* [Task]: Wherever the word "this" appears in a line, copy that line.

* [Excerpted data]:
____

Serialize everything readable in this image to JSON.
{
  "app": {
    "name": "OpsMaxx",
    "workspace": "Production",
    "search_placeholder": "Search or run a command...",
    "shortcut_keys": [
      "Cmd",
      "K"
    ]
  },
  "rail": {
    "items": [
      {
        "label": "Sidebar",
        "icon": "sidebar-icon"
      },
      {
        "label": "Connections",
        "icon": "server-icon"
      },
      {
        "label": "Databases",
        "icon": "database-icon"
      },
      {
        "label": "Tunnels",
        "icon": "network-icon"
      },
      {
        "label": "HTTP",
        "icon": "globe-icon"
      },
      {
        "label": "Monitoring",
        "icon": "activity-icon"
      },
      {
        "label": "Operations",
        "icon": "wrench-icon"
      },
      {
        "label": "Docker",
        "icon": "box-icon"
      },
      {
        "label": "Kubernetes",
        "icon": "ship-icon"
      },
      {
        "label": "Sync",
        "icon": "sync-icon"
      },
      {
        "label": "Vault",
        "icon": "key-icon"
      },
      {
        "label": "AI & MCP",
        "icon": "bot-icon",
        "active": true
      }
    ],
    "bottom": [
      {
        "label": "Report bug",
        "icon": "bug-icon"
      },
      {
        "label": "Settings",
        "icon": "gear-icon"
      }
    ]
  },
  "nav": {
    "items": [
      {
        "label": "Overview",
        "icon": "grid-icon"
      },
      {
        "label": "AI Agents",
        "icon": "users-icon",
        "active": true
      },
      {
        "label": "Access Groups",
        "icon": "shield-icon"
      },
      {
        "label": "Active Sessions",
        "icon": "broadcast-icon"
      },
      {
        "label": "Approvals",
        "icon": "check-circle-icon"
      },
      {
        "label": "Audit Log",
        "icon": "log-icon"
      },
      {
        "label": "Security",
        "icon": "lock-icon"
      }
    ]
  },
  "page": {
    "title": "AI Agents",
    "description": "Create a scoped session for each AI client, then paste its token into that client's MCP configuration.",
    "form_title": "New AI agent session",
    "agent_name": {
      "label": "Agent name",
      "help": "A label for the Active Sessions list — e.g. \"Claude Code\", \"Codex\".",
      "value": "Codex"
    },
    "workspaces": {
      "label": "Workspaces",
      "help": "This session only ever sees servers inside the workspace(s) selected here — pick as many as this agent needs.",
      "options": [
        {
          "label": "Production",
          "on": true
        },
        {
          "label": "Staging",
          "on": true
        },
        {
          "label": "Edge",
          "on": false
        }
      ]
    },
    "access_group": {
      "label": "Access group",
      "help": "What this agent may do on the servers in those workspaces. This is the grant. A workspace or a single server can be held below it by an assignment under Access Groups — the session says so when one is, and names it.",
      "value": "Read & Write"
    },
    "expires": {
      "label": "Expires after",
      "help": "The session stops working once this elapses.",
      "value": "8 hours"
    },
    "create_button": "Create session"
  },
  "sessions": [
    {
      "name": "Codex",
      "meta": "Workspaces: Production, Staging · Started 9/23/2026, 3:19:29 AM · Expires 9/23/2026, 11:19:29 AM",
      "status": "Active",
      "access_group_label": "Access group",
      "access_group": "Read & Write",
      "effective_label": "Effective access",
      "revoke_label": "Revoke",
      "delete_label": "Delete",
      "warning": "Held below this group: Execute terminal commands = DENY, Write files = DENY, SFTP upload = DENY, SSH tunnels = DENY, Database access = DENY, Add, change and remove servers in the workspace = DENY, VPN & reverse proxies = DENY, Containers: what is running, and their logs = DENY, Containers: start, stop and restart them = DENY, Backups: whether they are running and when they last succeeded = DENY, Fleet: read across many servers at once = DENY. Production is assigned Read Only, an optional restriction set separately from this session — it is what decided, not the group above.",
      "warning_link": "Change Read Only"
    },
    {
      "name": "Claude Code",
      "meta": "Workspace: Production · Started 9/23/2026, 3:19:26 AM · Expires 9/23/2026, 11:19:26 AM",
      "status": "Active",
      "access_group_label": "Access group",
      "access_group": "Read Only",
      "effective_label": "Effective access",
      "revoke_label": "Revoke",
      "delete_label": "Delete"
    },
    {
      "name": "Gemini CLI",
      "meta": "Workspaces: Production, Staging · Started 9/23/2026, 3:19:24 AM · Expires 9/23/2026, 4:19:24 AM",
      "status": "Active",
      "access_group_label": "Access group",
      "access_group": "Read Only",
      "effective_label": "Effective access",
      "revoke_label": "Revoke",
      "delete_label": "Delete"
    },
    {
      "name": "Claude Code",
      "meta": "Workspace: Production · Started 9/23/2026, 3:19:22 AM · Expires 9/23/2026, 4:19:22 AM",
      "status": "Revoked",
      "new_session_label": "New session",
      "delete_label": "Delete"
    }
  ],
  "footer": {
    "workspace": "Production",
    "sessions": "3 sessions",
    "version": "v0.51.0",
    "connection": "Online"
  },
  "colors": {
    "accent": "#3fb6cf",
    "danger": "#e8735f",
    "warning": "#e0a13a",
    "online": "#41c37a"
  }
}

____

* [Task answer]:
Serialize everything readable in this image to JSON.
      "help": "This session only ever sees servers inside the workspace(s) selected here — pick as many as this agent needs.",
      "help": "What this agent may do on the servers in those workspaces. This is the grant. A workspace or a single server can be held below it by an assignment under Access Groups — the session says so when one is, and names it.",
      "help": "The session stops working once this elapses.",
      "warning": "Held below this group: Execute terminal commands = DENY, Write files = DENY, SFTP upload = DENY, SSH tunnels = DENY, Database access = DENY, Add, change and remove servers in the workspace = DENY, VPN & reverse proxies = DENY, Containers: what is running, and their logs = DENY, Containers: start, stop and restart them = DENY, Backups: whether they are running and when they last succeeded = DENY, Fleet: read across many servers at once = DENY. Production is assigned Read Only, an optional restriction set separately from this session — it is what decided, not the group above.",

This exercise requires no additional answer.